Reproduce the material in full, unchanged.

───── Data entries

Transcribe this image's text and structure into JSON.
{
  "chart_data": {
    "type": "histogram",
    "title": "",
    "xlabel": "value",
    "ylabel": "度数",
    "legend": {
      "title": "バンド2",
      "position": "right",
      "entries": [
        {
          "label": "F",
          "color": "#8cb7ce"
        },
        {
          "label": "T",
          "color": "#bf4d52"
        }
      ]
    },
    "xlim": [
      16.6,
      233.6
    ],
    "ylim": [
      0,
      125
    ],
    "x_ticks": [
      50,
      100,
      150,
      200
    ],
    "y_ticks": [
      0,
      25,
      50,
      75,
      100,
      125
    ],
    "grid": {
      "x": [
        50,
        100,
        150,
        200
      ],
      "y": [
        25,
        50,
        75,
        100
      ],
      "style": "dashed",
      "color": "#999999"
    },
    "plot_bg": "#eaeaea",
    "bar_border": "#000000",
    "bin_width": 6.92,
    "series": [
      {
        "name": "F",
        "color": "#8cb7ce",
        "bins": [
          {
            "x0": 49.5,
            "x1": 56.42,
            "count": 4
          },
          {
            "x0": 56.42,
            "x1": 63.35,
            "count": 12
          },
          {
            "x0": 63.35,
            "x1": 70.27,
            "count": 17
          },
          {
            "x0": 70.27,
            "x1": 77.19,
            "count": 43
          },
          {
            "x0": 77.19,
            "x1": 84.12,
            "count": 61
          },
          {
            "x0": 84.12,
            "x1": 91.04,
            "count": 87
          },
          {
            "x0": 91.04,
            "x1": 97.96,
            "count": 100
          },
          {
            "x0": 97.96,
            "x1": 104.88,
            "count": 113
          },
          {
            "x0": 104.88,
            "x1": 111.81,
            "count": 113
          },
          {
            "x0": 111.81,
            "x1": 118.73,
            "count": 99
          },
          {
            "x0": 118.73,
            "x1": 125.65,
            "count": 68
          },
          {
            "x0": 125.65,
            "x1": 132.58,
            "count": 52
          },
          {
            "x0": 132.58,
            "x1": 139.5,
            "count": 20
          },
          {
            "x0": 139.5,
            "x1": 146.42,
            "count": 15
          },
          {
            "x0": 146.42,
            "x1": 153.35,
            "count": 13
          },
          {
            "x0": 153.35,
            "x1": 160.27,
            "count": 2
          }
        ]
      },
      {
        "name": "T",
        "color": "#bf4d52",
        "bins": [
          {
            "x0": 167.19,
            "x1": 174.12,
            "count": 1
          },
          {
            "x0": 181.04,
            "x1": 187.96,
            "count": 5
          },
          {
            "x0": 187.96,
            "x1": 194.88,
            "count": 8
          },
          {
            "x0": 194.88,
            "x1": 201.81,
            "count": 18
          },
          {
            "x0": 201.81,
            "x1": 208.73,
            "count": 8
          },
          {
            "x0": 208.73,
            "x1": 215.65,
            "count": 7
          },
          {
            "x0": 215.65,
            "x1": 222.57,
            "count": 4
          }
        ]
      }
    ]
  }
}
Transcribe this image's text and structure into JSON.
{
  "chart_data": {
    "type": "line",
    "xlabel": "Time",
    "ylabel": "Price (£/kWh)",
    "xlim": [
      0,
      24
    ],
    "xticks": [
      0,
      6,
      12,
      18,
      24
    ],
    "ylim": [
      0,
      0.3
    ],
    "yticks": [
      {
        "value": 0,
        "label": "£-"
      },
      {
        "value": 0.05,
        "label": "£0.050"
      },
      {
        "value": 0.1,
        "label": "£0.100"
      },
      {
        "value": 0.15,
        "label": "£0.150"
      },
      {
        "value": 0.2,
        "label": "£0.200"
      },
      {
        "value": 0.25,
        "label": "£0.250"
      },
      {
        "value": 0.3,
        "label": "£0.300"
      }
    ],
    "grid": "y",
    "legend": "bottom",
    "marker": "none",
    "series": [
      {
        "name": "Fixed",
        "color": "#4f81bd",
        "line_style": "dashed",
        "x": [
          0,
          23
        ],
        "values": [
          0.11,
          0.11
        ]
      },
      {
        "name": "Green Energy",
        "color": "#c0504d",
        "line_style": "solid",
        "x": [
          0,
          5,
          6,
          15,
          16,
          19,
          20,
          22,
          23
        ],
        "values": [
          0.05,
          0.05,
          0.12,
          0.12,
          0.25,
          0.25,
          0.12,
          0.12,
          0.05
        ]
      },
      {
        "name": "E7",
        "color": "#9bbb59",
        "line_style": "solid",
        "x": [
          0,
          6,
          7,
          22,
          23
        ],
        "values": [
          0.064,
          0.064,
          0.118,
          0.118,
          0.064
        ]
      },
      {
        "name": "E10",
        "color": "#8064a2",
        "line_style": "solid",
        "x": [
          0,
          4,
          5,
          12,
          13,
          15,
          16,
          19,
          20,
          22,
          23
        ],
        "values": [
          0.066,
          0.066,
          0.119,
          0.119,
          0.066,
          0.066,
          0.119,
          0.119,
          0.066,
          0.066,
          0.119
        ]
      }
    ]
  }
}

──────────

_Full response_:
Transcribe this image's text and structure into JSON.
{
  "chart_data": {
    "type": "histogram",
    "title": "",
    "xlabel": "value",
    "ylabel": "度数",
    "legend": {
      "title": "バンド2",
      "position": "right",
      "entries": [
        {
          "label": "F",
          "color": "#8cb7ce"
        },
        {
          "label": "T",
          "color": "#bf4d52"
        }
      ]
    },
    "xlim": [
      16.6,
      233.6
    ],
    "ylim": [
      0,
      125
    ],
    "x_ticks": [
      50,
      100,
      150,
      200
    ],
    "y_ticks": [
      0,
      25,
      50,
      75,
      100,
      125
    ],
    "grid": {
      "x": [
        50,
        100,
        150,
        200
      ],
      "y": [
        25,
        50,
        75,
        100
      ],
      "style": "dashed",
      "color": "#999999"
    },
    "plot_bg": "#eaeaea",
    "bar_border": "#000000",
    "bin_width": 6.92,
    "series": [
      {
        "name": "F",
        "color": "#8cb7ce",
        "bins": [
          {
            "x0": 49.5,
            "x1": 56.42,
            "count": 4
          },
          {
            "x0": 56.42,
            "x1": 63.35,
            "count": 12
          },
          {
            "x0": 63.35,
            "x1": 70.27,
            "count": 17
          },
          {
            "x0": 70.27,
            "x1": 77.19,
            "count": 43
          },
          {
            "x0": 77.19,
            "x1": 84.12,
            "count": 61
          },
          {
            "x0": 84.12,
            "x1": 91.04,
            "count": 87
          },
          {
            "x0": 91.04,
            "x1": 97.96,
            "count": 100
          },
          {
            "x0": 97.96,
            "x1": 104.88,
            "count": 113
          },
          {
            "x0": 104.88,
            "x1": 111.81,
            "count": 113
          },
          {
            "x0": 111.81,
            "x1": 118.73,
            "count": 99
          },
          {
            "x0": 118.73,
            "x1": 125.65,
            "count": 68
          },
          {
            "x0": 125.65,
            "x1": 132.58,
            "count": 52
          },
          {
            "x0": 132.58,
            "x1": 139.5,
            "count": 20
          },
          {
            "x0": 139.5,
            "x1": 146.42,
            "count": 15
          },
          {
            "x0": 146.42,
            "x1": 153.35,
            "count": 13
          },
          {
            "x0": 153.35,
            "x1": 160.27,
            "count": 2
          }
        ]
      },
      {
        "name": "T",
        "color": "#bf4d52",
        "bins": [
          {
            "x0": 167.19,
            "x1": 174.12,
            "count": 1
          },
          {
            "x0": 181.04,
            "x1": 187.96,
            "count": 5
          },
          {
            "x0": 187.96,
            "x1": 194.88,
            "count": 8
          },
          {
            "x0": 194.88,
            "x1": 201.81,
            "count": 18
          },
          {
            "x0": 201.81,
            "x1": 208.73,
            "count": 8
          },
          {
            "x0": 208.73,
            "x1": 215.65,
            "count": 7
          },
          {
            "x0": 215.65,
            "x1": 222.57,
            "count": 4
          }
        ]
      }
    ]
  }
}
Transcribe this image's text and structure into JSON.
{
  "chart_data": {
    "type": "line",
    "xlabel": "Time",
    "ylabel": "Price (£/kWh)",
    "xlim": [
      0,
      24
    ],
    "xticks": [
      0,
      6,
      12,
      18,
      24
    ],
    "ylim": [
      0,
      0.3
    ],
    "yticks": [
      {
        "value": 0,
        "label": "£-"
      },
      {
        "value": 0.05,
        "label": "£0.050"
      },
      {
        "value": 0.1,
        "label": "£0.100"
      },
      {
        "value": 0.15,
        "label": "£0.150"
      },
      {
        "value": 0.2,
        "label": "£0.200"
      },
      {
        "value": 0.25,
        "label": "£0.250"
      },
      {
        "value": 0.3,
        "label": "£0.300"
      }
    ],
    "grid": "y",
    "legend": "bottom",
    "marker": "none",
    "series": [
      {
        "name": "Fixed",
        "color": "#4f81bd",
        "line_style": "dashed",
        "x": [
          0,
          23
        ],
        "values": [
          0.11,
          0.11
        ]
      },
      {
        "name": "Green Energy",
        "color": "#c0504d",
        "line_style": "solid",
        "x": [
          0,
          5,
          6,
          15,
          16,
          19,
          20,
          22,
          23
        ],
        "values": [
          0.05,
          0.05,
          0.12,
          0.12,
          0.25,
          0.25,
          0.12,
          0.12,
          0.05
        ]
      },
      {
        "name": "E7",
        "color": "#9bbb59",
        "line_style": "solid",
        "x": [
          0,
          6,
          7,
          22,
          23
        ],
        "values": [
          0.064,
          0.064,
          0.118,
          0.118,
          0.064
        ]
      },
      {
        "name": "E10",
        "color": "#8064a2",
        "line_style": "solid",
        "x": [
          0,
          4,
          5,
          12,
          13,
          15,
          16,
          19,
          20,
          22,
          23
        ],
        "values": [
          0.066,
          0.066,
          0.119,
          0.119,
          0.066,
          0.066,
          0.119,
          0.119,
          0.066,
          0.066,
          0.119
        ]
      }
    ]
  }
}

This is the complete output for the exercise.